### AIM
Tally every line of the material that includes "medication", then give the tally and nothing else.

### MATERIAL
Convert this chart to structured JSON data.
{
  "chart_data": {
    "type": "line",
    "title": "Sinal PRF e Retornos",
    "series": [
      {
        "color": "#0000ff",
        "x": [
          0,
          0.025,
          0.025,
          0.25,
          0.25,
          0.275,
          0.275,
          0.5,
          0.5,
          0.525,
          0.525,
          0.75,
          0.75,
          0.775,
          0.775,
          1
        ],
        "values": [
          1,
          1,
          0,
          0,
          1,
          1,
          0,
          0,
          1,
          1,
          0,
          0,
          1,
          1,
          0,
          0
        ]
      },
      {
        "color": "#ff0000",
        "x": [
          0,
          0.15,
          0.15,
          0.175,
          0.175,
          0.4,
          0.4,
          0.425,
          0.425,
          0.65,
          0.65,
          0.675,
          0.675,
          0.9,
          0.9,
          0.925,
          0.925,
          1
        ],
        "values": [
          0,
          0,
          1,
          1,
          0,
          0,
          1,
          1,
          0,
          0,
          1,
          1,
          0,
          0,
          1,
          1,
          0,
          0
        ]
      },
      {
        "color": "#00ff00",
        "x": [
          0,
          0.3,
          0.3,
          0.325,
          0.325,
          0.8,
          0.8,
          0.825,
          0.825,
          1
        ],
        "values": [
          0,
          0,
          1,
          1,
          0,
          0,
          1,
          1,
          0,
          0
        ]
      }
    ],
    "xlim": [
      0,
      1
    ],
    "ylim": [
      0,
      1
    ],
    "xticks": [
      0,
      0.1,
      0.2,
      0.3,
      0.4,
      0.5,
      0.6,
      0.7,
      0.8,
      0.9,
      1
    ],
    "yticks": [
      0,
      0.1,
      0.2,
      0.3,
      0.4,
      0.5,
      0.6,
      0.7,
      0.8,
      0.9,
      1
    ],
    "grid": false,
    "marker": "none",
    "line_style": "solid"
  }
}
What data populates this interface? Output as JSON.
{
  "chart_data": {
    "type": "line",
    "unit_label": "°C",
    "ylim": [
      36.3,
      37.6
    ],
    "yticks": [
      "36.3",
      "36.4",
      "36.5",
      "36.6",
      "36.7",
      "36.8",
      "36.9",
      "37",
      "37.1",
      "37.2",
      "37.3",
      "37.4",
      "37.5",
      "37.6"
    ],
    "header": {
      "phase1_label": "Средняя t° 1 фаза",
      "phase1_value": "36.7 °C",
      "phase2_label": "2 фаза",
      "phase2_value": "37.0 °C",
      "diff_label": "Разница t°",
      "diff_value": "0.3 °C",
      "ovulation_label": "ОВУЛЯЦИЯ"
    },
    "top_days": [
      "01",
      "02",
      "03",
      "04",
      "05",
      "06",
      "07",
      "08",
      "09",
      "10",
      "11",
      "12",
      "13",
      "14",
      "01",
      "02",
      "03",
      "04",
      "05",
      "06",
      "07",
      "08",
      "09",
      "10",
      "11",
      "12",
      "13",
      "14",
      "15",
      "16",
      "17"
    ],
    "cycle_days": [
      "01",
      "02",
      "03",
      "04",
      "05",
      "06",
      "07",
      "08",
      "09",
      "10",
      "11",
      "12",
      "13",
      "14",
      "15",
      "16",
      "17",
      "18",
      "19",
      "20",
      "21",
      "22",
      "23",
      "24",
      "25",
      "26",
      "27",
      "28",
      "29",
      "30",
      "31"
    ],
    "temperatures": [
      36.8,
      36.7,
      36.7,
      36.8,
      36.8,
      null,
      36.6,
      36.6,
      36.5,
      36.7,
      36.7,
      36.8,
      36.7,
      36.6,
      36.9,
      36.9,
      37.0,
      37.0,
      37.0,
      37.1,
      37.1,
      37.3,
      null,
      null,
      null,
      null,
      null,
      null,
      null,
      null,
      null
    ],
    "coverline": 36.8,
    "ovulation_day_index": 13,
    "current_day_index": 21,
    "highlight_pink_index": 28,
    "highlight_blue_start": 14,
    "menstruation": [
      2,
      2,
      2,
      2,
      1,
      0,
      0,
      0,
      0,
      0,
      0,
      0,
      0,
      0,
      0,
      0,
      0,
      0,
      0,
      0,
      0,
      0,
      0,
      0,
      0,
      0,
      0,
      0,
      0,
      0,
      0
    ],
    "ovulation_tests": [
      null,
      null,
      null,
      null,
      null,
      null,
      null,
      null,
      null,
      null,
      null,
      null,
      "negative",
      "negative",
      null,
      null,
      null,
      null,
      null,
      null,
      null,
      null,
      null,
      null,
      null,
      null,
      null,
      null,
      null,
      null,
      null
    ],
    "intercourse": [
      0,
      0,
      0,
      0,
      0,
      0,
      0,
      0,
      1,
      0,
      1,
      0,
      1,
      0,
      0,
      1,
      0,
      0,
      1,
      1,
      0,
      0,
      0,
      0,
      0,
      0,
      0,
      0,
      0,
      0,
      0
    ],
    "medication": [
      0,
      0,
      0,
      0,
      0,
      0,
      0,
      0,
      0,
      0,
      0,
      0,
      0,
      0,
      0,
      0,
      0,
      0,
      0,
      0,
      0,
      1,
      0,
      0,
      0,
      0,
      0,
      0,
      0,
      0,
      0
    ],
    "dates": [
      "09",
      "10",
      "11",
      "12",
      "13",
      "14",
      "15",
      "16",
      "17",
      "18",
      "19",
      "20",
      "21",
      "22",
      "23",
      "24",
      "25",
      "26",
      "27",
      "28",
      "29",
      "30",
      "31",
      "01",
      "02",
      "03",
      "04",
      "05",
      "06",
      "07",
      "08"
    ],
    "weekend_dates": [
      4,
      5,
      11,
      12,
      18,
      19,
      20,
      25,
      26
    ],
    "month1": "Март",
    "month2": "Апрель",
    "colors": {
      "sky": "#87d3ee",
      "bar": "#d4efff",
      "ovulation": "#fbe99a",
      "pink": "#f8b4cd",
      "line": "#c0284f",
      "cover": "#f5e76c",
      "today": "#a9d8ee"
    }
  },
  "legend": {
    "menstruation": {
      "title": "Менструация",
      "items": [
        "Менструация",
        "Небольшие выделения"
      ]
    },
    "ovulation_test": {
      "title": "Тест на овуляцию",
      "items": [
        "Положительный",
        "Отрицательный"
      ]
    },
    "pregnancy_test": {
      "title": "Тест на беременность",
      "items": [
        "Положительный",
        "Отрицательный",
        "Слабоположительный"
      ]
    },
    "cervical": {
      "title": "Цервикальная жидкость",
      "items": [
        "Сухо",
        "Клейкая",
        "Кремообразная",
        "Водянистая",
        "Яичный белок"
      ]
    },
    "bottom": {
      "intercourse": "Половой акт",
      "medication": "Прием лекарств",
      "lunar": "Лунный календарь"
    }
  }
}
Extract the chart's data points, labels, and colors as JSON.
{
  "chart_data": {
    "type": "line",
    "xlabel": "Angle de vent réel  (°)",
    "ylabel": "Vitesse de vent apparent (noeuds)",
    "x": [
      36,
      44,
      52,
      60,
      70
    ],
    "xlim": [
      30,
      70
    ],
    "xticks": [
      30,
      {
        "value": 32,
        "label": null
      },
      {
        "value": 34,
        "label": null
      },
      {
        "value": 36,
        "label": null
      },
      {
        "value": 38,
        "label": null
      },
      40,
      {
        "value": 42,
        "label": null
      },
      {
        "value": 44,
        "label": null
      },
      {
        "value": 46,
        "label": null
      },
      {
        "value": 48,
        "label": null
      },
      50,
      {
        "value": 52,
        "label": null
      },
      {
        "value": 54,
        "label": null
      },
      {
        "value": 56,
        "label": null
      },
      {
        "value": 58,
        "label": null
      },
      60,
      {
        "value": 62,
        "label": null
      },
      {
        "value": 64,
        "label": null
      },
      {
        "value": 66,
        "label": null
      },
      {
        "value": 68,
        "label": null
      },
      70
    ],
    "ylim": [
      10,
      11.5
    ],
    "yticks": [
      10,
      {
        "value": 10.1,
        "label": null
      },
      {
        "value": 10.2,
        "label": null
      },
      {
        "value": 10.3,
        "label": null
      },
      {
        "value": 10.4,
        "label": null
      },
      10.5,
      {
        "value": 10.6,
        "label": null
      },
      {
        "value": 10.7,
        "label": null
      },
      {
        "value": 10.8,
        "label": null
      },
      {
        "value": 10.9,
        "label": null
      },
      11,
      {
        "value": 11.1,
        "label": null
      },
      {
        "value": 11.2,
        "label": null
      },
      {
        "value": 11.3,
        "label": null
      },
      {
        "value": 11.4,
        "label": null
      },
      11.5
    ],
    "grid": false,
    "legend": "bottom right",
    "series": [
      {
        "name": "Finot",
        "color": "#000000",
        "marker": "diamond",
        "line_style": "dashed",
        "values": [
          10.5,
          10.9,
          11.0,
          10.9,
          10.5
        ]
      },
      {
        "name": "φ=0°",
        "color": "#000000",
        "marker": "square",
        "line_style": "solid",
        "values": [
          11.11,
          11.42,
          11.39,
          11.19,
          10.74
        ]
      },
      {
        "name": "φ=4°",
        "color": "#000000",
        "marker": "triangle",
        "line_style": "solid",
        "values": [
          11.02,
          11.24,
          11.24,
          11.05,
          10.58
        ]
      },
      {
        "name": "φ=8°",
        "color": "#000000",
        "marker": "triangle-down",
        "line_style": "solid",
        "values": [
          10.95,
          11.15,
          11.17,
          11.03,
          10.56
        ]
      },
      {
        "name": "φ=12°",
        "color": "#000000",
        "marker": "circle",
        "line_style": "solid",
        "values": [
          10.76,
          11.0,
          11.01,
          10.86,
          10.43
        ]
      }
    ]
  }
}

### THE RESPONSE
2